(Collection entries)
______
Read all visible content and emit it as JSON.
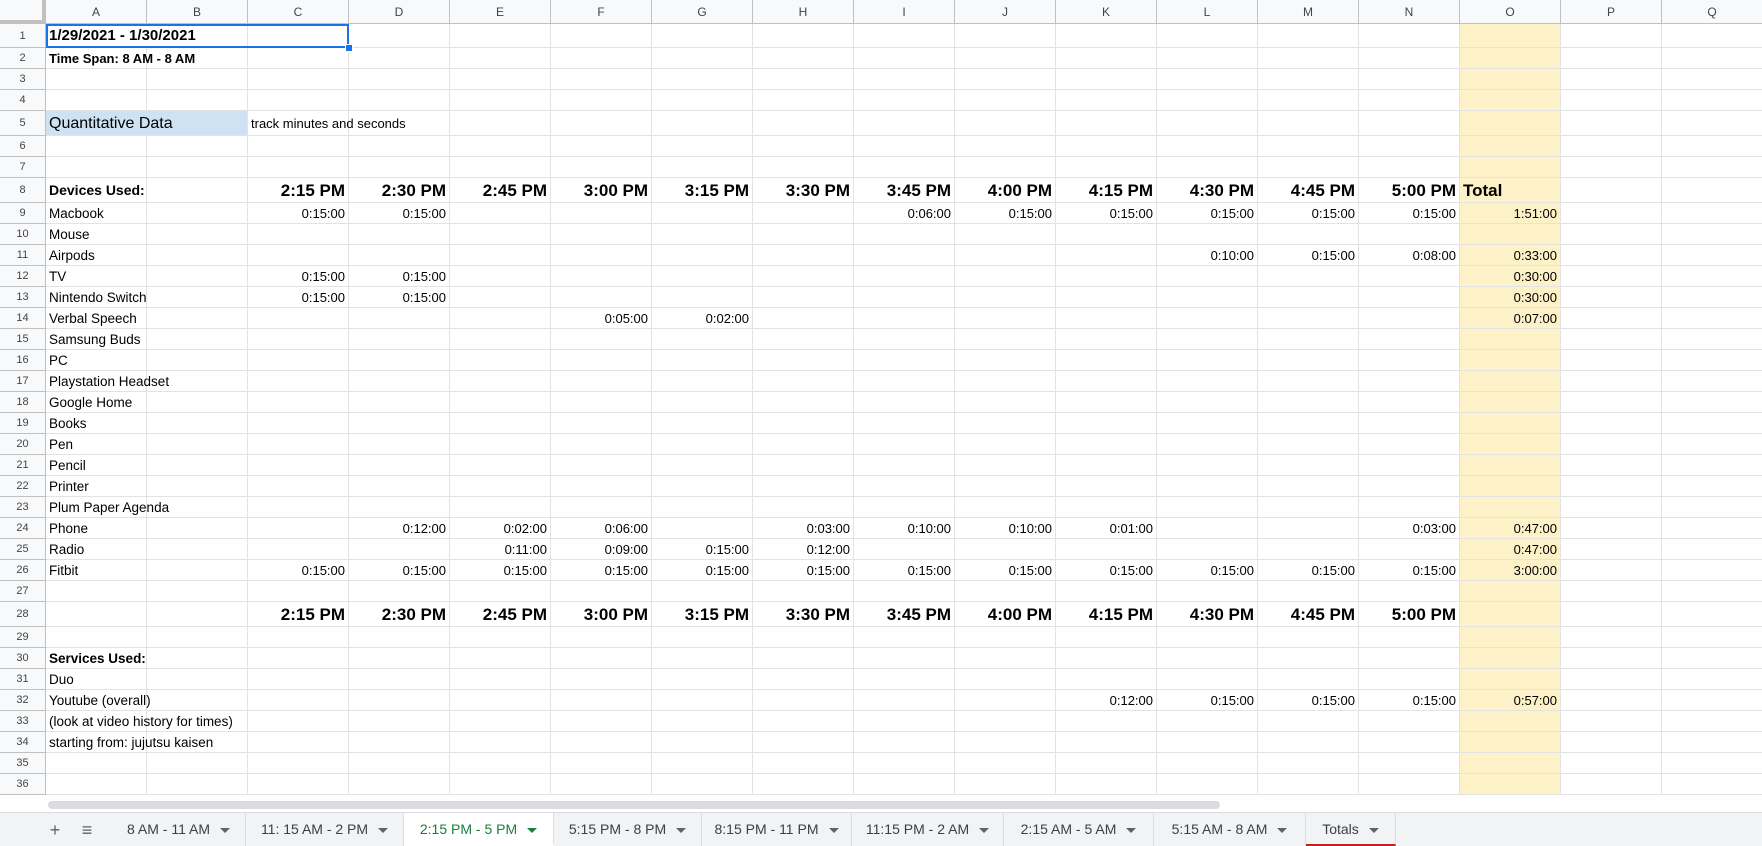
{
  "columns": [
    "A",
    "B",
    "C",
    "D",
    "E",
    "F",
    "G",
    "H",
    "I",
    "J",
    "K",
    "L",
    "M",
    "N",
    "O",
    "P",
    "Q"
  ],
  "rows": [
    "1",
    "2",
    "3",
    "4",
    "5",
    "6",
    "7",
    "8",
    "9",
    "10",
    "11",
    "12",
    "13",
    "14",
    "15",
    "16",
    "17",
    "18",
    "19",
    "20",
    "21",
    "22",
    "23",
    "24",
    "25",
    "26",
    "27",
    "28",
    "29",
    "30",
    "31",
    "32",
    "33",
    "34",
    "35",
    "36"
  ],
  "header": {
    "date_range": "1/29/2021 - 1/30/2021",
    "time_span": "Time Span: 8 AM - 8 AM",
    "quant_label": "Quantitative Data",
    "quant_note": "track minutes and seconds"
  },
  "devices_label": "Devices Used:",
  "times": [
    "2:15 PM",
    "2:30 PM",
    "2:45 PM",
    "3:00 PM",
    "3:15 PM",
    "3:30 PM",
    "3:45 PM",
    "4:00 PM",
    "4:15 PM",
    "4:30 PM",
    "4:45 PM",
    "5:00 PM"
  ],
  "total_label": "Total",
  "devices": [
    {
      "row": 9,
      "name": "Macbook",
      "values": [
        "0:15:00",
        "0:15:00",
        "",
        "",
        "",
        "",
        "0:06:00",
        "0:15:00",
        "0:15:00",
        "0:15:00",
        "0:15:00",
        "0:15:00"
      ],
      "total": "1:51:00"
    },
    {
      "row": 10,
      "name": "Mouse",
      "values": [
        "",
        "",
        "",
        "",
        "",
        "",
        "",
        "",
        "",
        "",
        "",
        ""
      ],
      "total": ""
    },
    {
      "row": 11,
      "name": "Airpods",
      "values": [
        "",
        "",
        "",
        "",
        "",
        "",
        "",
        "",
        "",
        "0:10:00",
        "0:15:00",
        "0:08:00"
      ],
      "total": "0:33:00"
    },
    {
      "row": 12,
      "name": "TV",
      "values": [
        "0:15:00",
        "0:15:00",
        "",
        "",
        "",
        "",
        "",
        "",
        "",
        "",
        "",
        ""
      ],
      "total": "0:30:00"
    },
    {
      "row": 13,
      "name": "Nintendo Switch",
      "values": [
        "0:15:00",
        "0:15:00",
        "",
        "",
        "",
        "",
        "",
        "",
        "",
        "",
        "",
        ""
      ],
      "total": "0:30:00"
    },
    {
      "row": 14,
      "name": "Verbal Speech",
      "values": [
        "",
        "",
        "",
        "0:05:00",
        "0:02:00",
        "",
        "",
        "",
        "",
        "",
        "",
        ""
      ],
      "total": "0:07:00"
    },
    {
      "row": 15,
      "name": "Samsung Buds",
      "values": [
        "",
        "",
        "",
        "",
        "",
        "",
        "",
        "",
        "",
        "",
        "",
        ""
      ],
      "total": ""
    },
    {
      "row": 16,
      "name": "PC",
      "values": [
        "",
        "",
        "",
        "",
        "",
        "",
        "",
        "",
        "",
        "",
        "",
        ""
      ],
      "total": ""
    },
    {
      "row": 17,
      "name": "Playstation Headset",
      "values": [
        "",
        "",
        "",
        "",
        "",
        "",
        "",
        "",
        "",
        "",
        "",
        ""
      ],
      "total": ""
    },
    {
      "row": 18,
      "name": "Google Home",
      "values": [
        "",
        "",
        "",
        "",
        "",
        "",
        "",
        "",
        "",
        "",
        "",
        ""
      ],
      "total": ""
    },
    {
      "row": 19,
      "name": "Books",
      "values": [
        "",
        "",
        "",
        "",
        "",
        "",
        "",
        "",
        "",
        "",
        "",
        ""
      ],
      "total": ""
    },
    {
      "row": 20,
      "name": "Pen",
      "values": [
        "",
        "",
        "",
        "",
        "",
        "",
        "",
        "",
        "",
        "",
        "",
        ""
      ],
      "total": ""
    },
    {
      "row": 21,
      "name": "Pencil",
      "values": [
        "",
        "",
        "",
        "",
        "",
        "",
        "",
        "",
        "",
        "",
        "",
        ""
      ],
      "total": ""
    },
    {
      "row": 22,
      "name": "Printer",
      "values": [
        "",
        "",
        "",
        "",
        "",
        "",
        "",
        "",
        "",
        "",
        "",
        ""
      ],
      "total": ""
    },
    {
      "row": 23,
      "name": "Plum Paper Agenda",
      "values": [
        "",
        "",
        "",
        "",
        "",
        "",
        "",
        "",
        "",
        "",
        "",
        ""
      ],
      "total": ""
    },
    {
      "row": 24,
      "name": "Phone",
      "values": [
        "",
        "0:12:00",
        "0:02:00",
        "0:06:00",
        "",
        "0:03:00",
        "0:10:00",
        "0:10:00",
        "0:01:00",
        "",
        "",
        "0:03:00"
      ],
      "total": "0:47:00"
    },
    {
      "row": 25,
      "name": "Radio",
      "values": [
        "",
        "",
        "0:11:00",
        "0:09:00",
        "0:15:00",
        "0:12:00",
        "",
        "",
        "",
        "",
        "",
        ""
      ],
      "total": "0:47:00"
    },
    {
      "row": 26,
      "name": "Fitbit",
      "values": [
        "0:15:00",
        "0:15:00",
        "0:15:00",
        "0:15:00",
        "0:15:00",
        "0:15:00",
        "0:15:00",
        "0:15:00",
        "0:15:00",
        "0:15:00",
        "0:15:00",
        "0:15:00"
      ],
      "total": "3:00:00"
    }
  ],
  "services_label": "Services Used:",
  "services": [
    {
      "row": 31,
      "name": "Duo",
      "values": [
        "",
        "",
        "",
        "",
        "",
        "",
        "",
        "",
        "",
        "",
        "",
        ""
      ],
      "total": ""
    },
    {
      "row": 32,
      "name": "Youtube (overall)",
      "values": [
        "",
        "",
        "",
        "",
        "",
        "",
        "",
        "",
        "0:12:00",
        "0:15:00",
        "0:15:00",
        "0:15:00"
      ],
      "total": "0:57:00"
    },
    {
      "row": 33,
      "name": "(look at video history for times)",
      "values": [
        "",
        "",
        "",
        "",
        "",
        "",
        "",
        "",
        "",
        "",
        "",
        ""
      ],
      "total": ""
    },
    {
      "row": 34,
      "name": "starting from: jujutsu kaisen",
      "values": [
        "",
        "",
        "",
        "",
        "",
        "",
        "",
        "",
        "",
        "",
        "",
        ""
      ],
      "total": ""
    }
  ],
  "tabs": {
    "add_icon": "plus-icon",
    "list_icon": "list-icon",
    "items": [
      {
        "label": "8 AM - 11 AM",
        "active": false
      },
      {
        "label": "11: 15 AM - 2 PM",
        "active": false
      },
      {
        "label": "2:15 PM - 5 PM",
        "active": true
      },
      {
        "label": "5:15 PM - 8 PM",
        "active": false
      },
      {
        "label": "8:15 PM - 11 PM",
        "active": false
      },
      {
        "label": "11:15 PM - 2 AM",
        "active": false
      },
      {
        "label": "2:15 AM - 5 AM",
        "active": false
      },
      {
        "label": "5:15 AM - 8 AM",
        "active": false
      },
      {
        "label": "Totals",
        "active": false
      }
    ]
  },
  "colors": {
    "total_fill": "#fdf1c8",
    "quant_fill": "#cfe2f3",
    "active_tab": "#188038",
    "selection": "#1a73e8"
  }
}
______
WHAT IS ASKED:
Exclude the pictures. Write out the remaining data exactly.

CORRECT RESPONSE:
Read all visible content and emit it as JSON.
{
  "columns": [
    "A",
    "B",
    "C",
    "D",
    "E",
    "F",
    "G",
    "H",
    "I",
    "J",
    "K",
    "L",
    "M",
    "N",
    "O",
    "P",
    "Q"
  ],
  "rows": [
    "1",
    "2",
    "3",
    "4",
    "5",
    "6",
    "7",
    "8",
    "9",
    "10",
    "11",
    "12",
    "13",
    "14",
    "15",
    "16",
    "17",
    "18",
    "19",
    "20",
    "21",
    "22",
    "23",
    "24",
    "25",
    "26",
    "27",
    "28",
    "29",
    "30",
    "31",
    "32",
    "33",
    "34",
    "35",
    "36"
  ],
  "header": {
    "date_range": "1/29/2021 - 1/30/2021",
    "time_span": "Time Span: 8 AM - 8 AM",
    "quant_label": "Quantitative Data",
    "quant_note": "track minutes and seconds"
  },
  "devices_label": "Devices Used:",
  "times": [
    "2:15 PM",
    "2:30 PM",
    "2:45 PM",
    "3:00 PM",
    "3:15 PM",
    "3:30 PM",
    "3:45 PM",
    "4:00 PM",
    "4:15 PM",
    "4:30 PM",
    "4:45 PM",
    "5:00 PM"
  ],
  "total_label": "Total",
  "devices": [
    {
      "row": 9,
      "name": "Macbook",
      "values": [
        "0:15:00",
        "0:15:00",
        "",
        "",
        "",
        "",
        "0:06:00",
        "0:15:00",
        "0:15:00",
        "0:15:00",
        "0:15:00",
        "0:15:00"
      ],
      "total": "1:51:00"
    },
    {
      "row": 10,
      "name": "Mouse",
      "values": [
        "",
        "",
        "",
        "",
        "",
        "",
        "",
        "",
        "",
        "",
        "",
        ""
      ],
      "total": ""
    },
    {
      "row": 11,
      "name": "Airpods",
      "values": [
        "",
        "",
        "",
        "",
        "",
        "",
        "",
        "",
        "",
        "0:10:00",
        "0:15:00",
        "0:08:00"
      ],
      "total": "0:33:00"
    },
    {
      "row": 12,
      "name": "TV",
      "values": [
        "0:15:00",
        "0:15:00",
        "",
        "",
        "",
        "",
        "",
        "",
        "",
        "",
        "",
        ""
      ],
      "total": "0:30:00"
    },
    {
      "row": 13,
      "name": "Nintendo Switch",
      "values": [
        "0:15:00",
        "0:15:00",
        "",
        "",
        "",
        "",
        "",
        "",
        "",
        "",
        "",
        ""
      ],
      "total": "0:30:00"
    },
    {
      "row": 14,
      "name": "Verbal Speech",
      "values": [
        "",
        "",
        "",
        "0:05:00",
        "0:02:00",
        "",
        "",
        "",
        "",
        "",
        "",
        ""
      ],
      "total": "0:07:00"
    },
    {
      "row": 15,
      "name": "Samsung Buds",
      "values": [
        "",
        "",
        "",
        "",
        "",
        "",
        "",
        "",
        "",
        "",
        "",
        ""
      ],
      "total": ""
    },
    {
      "row": 16,
      "name": "PC",
      "values": [
        "",
        "",
        "",
        "",
        "",
        "",
        "",
        "",
        "",
        "",
        "",
        ""
      ],
      "total": ""
    },
    {
      "row": 17,
      "name": "Playstation Headset",
      "values": [
        "",
        "",
        "",
        "",
        "",
        "",
        "",
        "",
        "",
        "",
        "",
        ""
      ],
      "total": ""
    },
    {
      "row": 18,
      "name": "Google Home",
      "values": [
        "",
        "",
        "",
        "",
        "",
        "",
        "",
        "",
        "",
        "",
        "",
        ""
      ],
      "total": ""
    },
    {
      "row": 19,
      "name": "Books",
      "values": [
        "",
        "",
        "",
        "",
        "",
        "",
        "",
        "",
        "",
        "",
        "",
        ""
      ],
      "total": ""
    },
    {
      "row": 20,
      "name": "Pen",
      "values": [
        "",
        "",
        "",
        "",
        "",
        "",
        "",
        "",
        "",
        "",
        "",
        ""
      ],
      "total": ""
    },
    {
      "row": 21,
      "name": "Pencil",
      "values": [
        "",
        "",
        "",
        "",
        "",
        "",
        "",
        "",
        "",
        "",
        "",
        ""
      ],
      "total": ""
    },
    {
      "row": 22,
      "name": "Printer",
      "values": [
        "",
        "",
        "",
        "",
        "",
        "",
        "",
        "",
        "",
        "",
        "",
        ""
      ],
      "total": ""
    },
    {
      "row": 23,
      "name": "Plum Paper Agenda",
      "values": [
        "",
        "",
        "",
        "",
        "",
        "",
        "",
        "",
        "",
        "",
        "",
        ""
      ],
      "total": ""
    },
    {
      "row": 24,
      "name": "Phone",
      "values": [
        "",
        "0:12:00",
        "0:02:00",
        "0:06:00",
        "",
        "0:03:00",
        "0:10:00",
        "0:10:00",
        "0:01:00",
        "",
        "",
        "0:03:00"
      ],
      "total": "0:47:00"
    },
    {
      "row": 25,
      "name": "Radio",
      "values": [
        "",
        "",
        "0:11:00",
        "0:09:00",
        "0:15:00",
        "0:12:00",
        "",
        "",
        "",
        "",
        "",
        ""
      ],
      "total": "0:47:00"
    },
    {
      "row": 26,
      "name": "Fitbit",
      "values": [
        "0:15:00",
        "0:15:00",
        "0:15:00",
        "0:15:00",
        "0:15:00",
        "0:15:00",
        "0:15:00",
        "0:15:00",
        "0:15:00",
        "0:15:00",
        "0:15:00",
        "0:15:00"
      ],
      "total": "3:00:00"
    }
  ],
  "services_label": "Services Used:",
  "services": [
    {
      "row": 31,
      "name": "Duo",
      "values": [
        "",
        "",
        "",
        "",
        "",
        "",
        "",
        "",
        "",
        "",
        "",
        ""
      ],
      "total": ""
    },
    {
      "row": 32,
      "name": "Youtube (overall)",
      "values": [
        "",
        "",
        "",
        "",
        "",
        "",
        "",
        "",
        "0:12:00",
        "0:15:00",
        "0:15:00",
        "0:15:00"
      ],
      "total": "0:57:00"
    },
    {
      "row": 33,
      "name": "(look at video history for times)",
      "values": [
        "",
        "",
        "",
        "",
        "",
        "",
        "",
        "",
        "",
        "",
        "",
        ""
      ],
      "total": ""
    },
    {
      "row": 34,
      "name": "starting from: jujutsu kaisen",
      "values": [
        "",
        "",
        "",
        "",
        "",
        "",
        "",
        "",
        "",
        "",
        "",
        ""
      ],
      "total": ""
    }
  ],
  "tabs": {
    "add_icon": "plus-icon",
    "list_icon": "list-icon",
    "items": [
      {
        "label": "8 AM - 11 AM",
        "active": false
      },
      {
        "label": "11: 15 AM - 2 PM",
        "active": false
      },
      {
        "label": "2:15 PM - 5 PM",
        "active": true
      },
      {
        "label": "5:15 PM - 8 PM",
        "active": false
      },
      {
        "label": "8:15 PM - 11 PM",
        "active": false
      },
      {
        "label": "11:15 PM - 2 AM",
        "active": false
      },
      {
        "label": "2:15 AM - 5 AM",
        "active": false
      },
      {
        "label": "5:15 AM - 8 AM",
        "active": false
      },
      {
        "label": "Totals",
        "active": false
      }
    ]
  },
  "colors": {
    "total_fill": "#fdf1c8",
    "quant_fill": "#cfe2f3",
    "active_tab": "#188038",
    "selection": "#1a73e8"
  }
}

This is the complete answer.